▶ _The task_:
Format the stretch of the data that opens with the line containing "- page-ref: 268: [869, 917, 902, 941]" and closes with the line containing "- dot-leader: [750, 324, 870, 354]" as a numbered list, keeping both of those lines and dropping any blank lines. List only those lines.

▶ _Records for processing_:
────────────────────────────────────────
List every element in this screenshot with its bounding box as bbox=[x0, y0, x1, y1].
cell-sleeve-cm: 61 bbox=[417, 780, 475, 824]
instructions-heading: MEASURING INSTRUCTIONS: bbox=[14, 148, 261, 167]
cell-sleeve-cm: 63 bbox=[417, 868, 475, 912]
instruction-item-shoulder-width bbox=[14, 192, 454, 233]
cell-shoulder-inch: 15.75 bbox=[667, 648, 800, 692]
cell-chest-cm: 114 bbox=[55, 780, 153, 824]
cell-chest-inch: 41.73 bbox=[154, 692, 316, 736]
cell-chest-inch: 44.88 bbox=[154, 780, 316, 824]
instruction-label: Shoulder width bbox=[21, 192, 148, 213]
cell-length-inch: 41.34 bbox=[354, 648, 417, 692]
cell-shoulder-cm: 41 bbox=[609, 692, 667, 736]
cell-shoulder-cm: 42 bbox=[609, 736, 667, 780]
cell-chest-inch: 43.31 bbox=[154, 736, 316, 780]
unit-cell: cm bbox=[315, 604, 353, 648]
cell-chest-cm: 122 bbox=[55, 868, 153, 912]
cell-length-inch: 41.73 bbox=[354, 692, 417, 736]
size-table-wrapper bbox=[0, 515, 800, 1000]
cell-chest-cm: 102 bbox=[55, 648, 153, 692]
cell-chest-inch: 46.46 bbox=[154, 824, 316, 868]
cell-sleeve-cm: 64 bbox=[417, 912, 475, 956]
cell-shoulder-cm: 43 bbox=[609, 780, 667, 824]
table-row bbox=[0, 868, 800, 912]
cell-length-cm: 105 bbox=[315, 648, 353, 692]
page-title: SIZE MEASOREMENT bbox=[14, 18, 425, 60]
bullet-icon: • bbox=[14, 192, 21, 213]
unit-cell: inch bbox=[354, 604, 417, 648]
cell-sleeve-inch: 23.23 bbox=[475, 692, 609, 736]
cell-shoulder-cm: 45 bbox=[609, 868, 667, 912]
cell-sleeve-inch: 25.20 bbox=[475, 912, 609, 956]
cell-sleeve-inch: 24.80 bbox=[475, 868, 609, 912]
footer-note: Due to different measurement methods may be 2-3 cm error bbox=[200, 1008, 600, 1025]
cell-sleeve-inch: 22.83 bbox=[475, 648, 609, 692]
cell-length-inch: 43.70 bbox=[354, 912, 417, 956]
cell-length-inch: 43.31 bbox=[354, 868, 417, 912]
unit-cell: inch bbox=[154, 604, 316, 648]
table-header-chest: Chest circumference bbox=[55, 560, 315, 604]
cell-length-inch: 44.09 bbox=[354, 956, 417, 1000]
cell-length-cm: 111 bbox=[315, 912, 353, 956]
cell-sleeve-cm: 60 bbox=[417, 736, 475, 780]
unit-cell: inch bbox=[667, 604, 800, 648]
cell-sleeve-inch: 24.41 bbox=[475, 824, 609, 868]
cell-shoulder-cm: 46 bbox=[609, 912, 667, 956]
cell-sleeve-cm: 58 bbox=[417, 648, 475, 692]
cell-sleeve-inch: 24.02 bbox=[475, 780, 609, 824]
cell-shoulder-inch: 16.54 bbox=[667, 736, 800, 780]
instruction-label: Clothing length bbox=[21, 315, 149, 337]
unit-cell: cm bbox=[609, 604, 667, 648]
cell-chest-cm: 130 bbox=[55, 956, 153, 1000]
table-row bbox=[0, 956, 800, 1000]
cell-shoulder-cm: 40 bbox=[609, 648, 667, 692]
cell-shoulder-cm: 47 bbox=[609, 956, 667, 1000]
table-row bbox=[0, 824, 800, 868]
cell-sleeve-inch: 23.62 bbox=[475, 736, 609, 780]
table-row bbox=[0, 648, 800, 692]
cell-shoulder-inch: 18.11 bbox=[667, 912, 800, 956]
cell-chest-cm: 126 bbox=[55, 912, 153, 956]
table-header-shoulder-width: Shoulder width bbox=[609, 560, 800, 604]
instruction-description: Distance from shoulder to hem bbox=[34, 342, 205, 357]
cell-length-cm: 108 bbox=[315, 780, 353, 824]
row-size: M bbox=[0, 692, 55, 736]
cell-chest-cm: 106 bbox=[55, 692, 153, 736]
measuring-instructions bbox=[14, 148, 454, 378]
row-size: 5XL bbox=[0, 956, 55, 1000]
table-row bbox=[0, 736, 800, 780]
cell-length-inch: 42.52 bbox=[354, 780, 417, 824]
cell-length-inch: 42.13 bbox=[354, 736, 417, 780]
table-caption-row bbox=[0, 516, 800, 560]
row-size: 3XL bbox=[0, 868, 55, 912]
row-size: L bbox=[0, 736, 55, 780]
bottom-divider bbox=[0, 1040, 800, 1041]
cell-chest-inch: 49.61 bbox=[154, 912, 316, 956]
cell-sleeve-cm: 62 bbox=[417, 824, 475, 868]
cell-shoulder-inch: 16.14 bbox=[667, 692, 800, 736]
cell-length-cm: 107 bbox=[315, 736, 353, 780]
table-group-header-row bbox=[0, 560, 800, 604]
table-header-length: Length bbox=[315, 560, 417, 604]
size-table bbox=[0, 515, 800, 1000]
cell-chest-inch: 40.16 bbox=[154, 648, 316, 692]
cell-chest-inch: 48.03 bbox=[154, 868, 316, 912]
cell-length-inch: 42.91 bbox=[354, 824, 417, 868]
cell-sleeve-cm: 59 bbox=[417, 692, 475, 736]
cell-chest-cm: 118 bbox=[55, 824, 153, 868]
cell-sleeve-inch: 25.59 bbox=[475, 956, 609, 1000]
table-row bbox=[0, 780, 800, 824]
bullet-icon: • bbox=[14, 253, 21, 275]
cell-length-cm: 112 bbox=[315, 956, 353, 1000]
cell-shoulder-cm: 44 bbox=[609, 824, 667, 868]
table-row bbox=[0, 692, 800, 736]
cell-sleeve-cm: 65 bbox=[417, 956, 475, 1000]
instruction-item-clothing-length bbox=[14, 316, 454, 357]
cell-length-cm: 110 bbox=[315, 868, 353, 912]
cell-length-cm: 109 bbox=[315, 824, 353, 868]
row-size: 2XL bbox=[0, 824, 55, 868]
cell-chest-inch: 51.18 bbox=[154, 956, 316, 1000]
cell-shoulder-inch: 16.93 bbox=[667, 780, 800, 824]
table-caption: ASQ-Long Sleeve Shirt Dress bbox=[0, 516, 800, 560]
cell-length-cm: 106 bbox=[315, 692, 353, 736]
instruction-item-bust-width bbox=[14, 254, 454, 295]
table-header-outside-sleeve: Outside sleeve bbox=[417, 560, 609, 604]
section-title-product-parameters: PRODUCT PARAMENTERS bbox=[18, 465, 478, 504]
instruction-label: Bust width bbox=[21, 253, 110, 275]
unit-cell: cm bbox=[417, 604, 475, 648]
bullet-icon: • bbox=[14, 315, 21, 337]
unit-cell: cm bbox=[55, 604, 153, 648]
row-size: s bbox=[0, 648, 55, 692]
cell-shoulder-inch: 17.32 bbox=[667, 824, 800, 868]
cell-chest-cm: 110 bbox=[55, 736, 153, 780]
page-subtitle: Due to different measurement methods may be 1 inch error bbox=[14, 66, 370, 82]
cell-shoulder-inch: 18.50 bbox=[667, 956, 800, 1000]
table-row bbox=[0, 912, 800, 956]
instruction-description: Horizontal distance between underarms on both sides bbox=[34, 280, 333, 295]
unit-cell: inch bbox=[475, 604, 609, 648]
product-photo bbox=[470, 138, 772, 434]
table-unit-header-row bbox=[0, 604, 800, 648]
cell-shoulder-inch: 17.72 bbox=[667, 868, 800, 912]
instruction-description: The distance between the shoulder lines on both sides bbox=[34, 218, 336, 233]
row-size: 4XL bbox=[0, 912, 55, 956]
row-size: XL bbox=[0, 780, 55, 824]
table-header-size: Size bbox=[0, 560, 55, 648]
────────────────────────────────────────
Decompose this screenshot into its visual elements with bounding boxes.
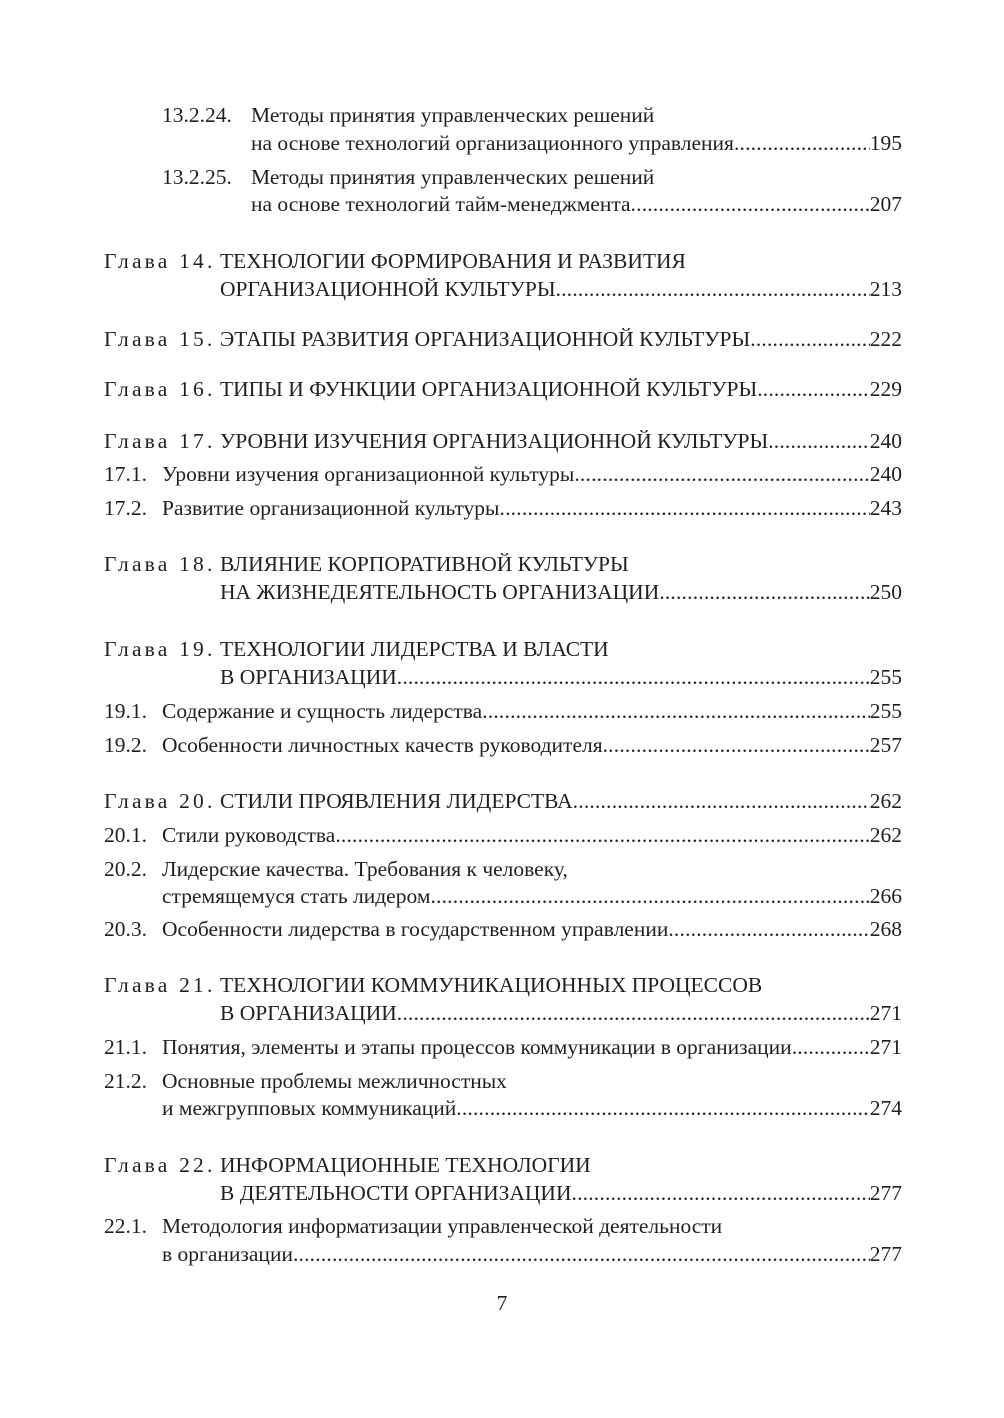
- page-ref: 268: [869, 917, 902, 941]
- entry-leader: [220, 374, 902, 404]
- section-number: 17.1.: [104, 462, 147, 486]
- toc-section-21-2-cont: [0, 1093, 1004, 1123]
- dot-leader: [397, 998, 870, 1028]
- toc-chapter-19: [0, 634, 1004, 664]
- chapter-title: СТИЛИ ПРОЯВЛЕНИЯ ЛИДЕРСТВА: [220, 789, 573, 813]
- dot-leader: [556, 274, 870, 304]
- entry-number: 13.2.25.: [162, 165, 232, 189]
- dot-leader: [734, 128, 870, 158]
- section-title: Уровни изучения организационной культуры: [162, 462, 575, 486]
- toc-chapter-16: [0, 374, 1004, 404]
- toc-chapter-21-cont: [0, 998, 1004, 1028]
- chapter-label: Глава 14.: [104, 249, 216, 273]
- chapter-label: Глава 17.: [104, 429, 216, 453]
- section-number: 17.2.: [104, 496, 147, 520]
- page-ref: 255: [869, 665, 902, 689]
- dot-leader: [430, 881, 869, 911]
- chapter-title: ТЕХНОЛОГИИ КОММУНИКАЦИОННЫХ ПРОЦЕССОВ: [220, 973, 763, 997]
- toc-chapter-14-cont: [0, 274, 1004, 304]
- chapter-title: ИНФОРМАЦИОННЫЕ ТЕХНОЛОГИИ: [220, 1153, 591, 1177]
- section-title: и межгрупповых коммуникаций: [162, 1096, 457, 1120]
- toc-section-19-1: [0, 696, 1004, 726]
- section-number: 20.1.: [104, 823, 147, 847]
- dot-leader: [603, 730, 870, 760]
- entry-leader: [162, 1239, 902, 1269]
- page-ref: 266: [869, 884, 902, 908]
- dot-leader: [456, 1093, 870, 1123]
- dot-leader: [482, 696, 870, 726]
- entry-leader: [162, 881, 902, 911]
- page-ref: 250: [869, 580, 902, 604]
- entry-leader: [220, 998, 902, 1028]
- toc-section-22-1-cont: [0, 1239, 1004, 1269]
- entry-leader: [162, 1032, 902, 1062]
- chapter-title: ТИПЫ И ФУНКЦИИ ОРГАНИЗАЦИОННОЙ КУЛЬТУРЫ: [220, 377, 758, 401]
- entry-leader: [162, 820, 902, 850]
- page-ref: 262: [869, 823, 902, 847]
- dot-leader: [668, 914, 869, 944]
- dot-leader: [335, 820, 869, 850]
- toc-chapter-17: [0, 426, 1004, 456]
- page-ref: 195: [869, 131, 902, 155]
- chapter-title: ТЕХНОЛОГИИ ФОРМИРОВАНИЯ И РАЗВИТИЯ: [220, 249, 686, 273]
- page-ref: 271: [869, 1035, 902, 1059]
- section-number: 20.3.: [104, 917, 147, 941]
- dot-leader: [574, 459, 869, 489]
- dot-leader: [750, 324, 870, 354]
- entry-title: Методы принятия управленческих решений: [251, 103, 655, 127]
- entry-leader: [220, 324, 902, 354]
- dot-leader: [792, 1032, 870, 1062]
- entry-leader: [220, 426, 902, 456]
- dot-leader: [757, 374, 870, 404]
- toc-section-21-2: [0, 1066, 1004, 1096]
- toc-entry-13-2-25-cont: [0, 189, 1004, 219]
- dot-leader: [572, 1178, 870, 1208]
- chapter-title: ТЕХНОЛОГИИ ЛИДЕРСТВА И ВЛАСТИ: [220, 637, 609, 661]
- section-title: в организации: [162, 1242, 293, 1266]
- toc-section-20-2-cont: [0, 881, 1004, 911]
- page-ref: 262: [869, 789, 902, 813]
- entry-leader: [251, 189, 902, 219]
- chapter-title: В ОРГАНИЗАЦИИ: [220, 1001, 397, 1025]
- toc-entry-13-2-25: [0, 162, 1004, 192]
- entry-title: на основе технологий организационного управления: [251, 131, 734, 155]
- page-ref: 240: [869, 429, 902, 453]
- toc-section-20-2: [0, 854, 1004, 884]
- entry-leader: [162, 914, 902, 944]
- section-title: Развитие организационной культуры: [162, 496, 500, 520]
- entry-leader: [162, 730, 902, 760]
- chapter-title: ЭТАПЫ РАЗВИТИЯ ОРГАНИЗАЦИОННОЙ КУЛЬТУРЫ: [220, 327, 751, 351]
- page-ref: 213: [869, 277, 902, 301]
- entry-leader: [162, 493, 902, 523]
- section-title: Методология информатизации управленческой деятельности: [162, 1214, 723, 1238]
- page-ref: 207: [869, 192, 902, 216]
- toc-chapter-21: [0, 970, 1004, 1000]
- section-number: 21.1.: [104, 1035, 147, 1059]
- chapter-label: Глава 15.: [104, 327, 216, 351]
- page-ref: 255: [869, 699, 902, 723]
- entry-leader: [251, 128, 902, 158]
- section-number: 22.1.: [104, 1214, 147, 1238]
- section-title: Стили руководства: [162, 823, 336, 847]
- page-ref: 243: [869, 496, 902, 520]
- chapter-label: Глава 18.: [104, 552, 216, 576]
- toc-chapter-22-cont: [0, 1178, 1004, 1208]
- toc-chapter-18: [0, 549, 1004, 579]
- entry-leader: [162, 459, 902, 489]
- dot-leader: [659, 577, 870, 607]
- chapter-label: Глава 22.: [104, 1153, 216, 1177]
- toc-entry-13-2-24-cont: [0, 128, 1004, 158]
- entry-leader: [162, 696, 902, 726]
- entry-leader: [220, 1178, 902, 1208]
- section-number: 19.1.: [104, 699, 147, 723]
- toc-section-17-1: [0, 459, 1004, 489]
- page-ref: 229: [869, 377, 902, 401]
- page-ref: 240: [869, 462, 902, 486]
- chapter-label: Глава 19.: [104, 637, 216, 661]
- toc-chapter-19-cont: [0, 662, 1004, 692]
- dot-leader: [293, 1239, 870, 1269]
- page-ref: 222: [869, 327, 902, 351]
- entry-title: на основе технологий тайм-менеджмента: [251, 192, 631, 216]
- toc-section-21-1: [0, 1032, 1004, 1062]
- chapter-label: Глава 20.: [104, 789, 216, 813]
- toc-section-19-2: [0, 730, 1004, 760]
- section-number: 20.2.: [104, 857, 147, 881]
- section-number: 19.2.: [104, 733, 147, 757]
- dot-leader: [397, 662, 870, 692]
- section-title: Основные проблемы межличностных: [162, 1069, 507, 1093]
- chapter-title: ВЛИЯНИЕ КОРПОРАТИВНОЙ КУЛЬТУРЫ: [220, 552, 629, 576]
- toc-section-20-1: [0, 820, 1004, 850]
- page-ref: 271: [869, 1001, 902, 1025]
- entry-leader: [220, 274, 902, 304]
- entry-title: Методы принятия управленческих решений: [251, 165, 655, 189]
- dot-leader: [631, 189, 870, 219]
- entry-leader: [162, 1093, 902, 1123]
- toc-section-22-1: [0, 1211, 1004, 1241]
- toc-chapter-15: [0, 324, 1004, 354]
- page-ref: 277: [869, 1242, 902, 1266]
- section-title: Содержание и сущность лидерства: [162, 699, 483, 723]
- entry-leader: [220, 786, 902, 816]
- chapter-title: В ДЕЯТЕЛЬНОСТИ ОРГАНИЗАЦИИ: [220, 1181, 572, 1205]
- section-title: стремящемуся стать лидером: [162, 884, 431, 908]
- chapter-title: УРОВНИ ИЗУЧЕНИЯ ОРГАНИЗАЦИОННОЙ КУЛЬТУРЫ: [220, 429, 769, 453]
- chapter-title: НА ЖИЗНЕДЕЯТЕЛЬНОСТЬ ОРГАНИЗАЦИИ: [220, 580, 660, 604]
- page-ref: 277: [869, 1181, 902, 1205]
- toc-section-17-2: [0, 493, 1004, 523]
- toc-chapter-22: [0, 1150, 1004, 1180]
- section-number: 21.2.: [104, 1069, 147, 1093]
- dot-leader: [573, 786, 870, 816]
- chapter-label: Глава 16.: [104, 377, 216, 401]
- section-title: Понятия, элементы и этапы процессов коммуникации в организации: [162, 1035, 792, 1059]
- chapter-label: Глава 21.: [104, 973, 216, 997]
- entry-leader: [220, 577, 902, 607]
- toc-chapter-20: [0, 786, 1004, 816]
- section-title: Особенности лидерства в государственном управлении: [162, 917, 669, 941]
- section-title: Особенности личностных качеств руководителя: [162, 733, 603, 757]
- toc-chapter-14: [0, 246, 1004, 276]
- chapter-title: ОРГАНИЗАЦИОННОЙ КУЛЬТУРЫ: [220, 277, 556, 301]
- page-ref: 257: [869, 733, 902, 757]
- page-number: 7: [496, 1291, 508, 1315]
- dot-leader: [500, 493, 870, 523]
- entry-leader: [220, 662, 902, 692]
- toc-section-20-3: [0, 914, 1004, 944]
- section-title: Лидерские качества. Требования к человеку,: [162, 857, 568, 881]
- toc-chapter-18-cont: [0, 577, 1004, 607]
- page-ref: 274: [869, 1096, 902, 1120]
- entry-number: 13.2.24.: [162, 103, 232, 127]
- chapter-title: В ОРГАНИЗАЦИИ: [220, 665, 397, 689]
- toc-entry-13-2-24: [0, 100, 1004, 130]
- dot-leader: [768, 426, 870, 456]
────────────────────────────────────────
▶ _Right answer_:
1. - page-ref: 268: [869, 917, 902, 941]
2. - entry-leader: [220, 374, 902, 404]
3. - section-number: 17.1.: [104, 462, 147, 486]
4. - toc-section-21-2-cont: [0, 1093, 1004, 1123]
5. - dot-leader: [397, 998, 870, 1028]
6. - toc-chapter-19: [0, 634, 1004, 664]
7. - chapter-title: СТИЛИ ПРОЯВЛЕНИЯ ЛИДЕРСТВА: [220, 789, 573, 813]
8. - dot-leader: [556, 274, 870, 304]
9. - entry-number: 13.2.25.: [162, 165, 232, 189]
10. - dot-leader: [734, 128, 870, 158]
11. - section-title: Уровни изучения организационной культуры: [162, 462, 575, 486]
12. - toc-chapter-16: [0, 374, 1004, 404]
13. - toc-chapter-21-cont: [0, 998, 1004, 1028]
14. - chapter-label: Глава 14.: [104, 249, 216, 273]
15. - chapter-label: Глава 17.: [104, 429, 216, 453]
16. - section-number: 17.2.: [104, 496, 147, 520]
17. - page-ref: 255: [869, 665, 902, 689]
18. - dot-leader: [430, 881, 869, 911]
19. - chapter-title: ТЕХНОЛОГИИ КОММУНИКАЦИОННЫХ ПРОЦЕССОВ: [220, 973, 763, 997]
20. - toc-chapter-14-cont: [0, 274, 1004, 304]
21. - chapter-title: ИНФОРМАЦИОННЫЕ ТЕХНОЛОГИИ: [220, 1153, 591, 1177]
22. - section-title: и межгрупповых коммуникаций: [162, 1096, 457, 1120]
23. - toc-section-19-1: [0, 696, 1004, 726]
24. - section-number: 20.1.: [104, 823, 147, 847]
25. - dot-leader: [603, 730, 870, 760]
26. - entry-leader: [162, 1239, 902, 1269]
27. - page-ref: 266: [869, 884, 902, 908]
28. - dot-leader: [456, 1093, 870, 1123]
29. - dot-leader: [482, 696, 870, 726]
30. - entry-leader: [162, 881, 902, 911]
31. - page-ref: 250: [869, 580, 902, 604]
32. - entry-leader: [220, 998, 902, 1028]
33. - toc-section-22-1-cont: [0, 1239, 1004, 1269]
34. - entry-leader: [162, 1032, 902, 1062]
35. - chapter-title: ТИПЫ И ФУНКЦИИ ОРГАНИЗАЦИОННОЙ КУЛЬТУРЫ: [220, 377, 758, 401]
36. - entry-leader: [162, 820, 902, 850]
37. - page-ref: 262: [869, 823, 902, 847]
38. - dot-leader: [668, 914, 869, 944]
39. - dot-leader: [335, 820, 869, 850]
40. - toc-chapter-17: [0, 426, 1004, 456]
41. - page-ref: 195: [869, 131, 902, 155]
42. - chapter-title: ТЕХНОЛОГИИ ФОРМИРОВАНИЯ И РАЗВИТИЯ: [220, 249, 686, 273]
43. - page-ref: 271: [869, 1035, 902, 1059]
44. - section-number: 20.3.: [104, 917, 147, 941]
45. - dot-leader: [574, 459, 869, 489]
46. - dot-leader: [750, 324, 870, 354]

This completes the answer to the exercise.